Chart and figure data:
□ □ □ □ □ □ □

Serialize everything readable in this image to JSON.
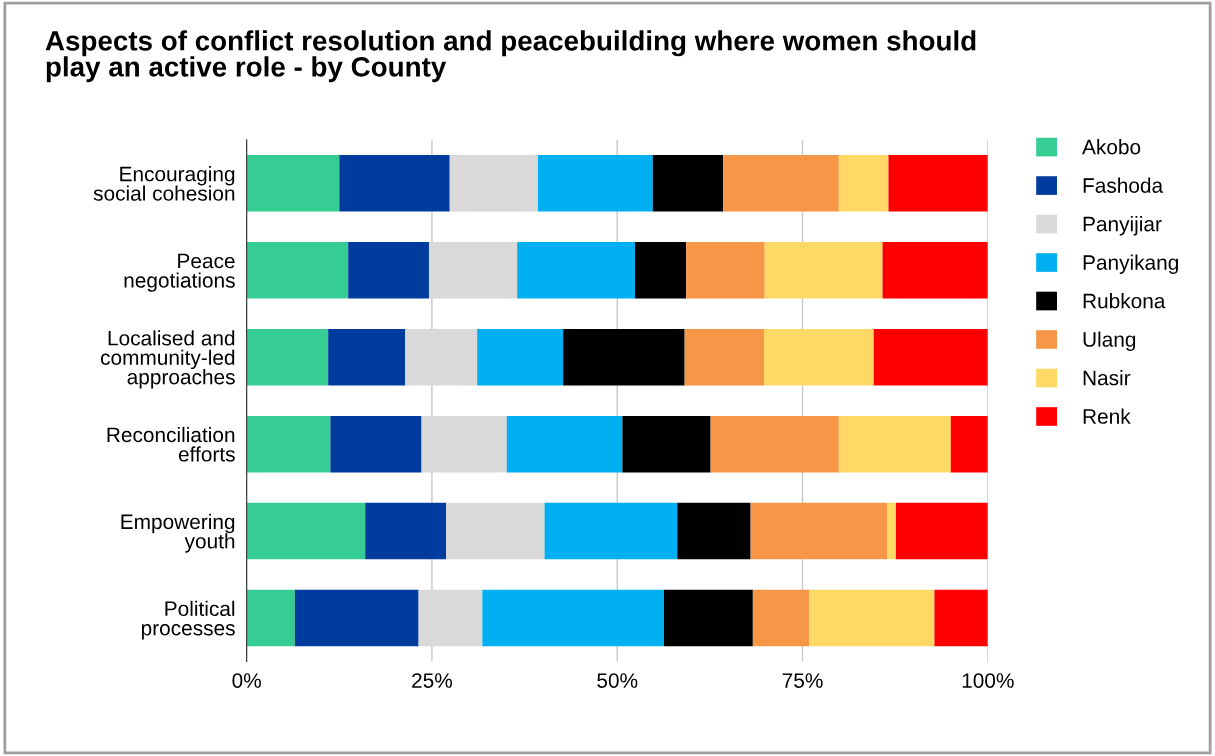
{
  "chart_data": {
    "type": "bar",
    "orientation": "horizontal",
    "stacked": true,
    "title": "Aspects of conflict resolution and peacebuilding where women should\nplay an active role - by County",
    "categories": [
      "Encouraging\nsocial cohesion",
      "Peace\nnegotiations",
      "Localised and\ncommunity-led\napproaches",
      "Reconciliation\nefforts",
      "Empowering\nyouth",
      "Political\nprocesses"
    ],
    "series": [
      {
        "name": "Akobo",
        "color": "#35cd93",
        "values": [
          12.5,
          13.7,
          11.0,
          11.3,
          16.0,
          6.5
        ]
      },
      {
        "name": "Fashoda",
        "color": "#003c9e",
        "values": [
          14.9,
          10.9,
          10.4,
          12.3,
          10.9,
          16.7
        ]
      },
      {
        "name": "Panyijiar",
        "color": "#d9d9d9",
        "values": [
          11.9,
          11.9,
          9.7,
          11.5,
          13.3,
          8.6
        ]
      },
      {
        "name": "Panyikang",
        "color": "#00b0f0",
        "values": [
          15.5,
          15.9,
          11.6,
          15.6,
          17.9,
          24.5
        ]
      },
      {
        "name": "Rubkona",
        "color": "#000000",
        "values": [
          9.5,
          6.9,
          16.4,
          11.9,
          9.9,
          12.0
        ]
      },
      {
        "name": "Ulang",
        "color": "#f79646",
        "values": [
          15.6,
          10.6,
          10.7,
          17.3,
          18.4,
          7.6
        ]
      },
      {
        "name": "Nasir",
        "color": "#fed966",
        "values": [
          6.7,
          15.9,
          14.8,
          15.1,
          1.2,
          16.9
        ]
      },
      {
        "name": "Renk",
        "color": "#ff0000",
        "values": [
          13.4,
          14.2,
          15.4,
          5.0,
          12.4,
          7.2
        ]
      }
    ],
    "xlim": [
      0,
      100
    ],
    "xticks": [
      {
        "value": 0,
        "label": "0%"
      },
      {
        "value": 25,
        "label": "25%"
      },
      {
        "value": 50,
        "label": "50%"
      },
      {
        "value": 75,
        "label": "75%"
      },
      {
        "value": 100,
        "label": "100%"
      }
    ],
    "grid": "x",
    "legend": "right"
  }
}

□ □ □ □ □ □ □

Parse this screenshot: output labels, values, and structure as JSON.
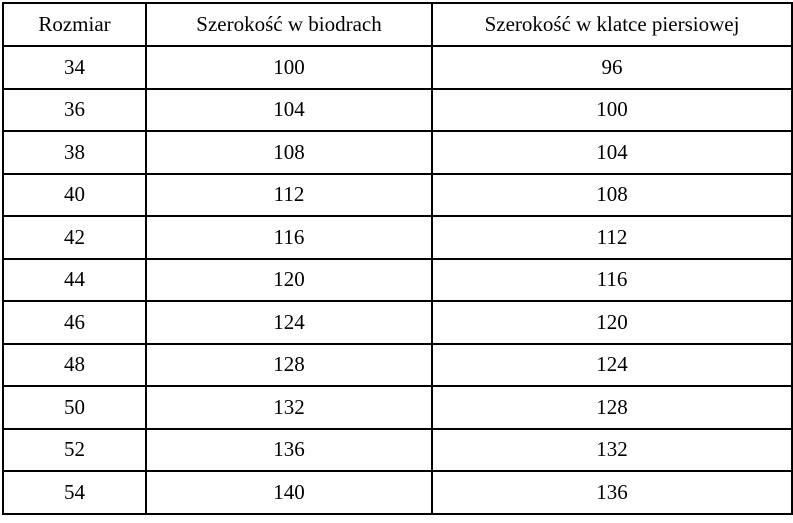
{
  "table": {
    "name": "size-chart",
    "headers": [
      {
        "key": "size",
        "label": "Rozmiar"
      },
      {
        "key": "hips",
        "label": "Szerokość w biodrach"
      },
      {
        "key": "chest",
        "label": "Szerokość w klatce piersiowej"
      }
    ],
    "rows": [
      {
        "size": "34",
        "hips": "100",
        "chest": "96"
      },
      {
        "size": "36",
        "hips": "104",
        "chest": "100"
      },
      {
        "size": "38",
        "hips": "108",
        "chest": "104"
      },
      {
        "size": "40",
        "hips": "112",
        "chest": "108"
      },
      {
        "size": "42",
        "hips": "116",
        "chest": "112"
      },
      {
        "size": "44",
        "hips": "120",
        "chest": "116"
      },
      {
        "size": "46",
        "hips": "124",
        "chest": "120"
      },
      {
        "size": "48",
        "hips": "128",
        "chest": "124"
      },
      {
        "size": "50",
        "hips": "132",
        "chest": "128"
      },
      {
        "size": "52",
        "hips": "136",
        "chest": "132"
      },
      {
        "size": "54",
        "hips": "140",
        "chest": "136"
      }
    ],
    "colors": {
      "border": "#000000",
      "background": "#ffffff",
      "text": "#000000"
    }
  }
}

□ □ □ □ □ □ □

◆ **WHAT YOU NEED TO DO**
Where does the word "JSON" appear? Return each line that holds it.

◆ **TASK OUTPUT**
Serialize everything readable in this image to JSON.
Parse this screenshot: output labels, values, and structure as JSON.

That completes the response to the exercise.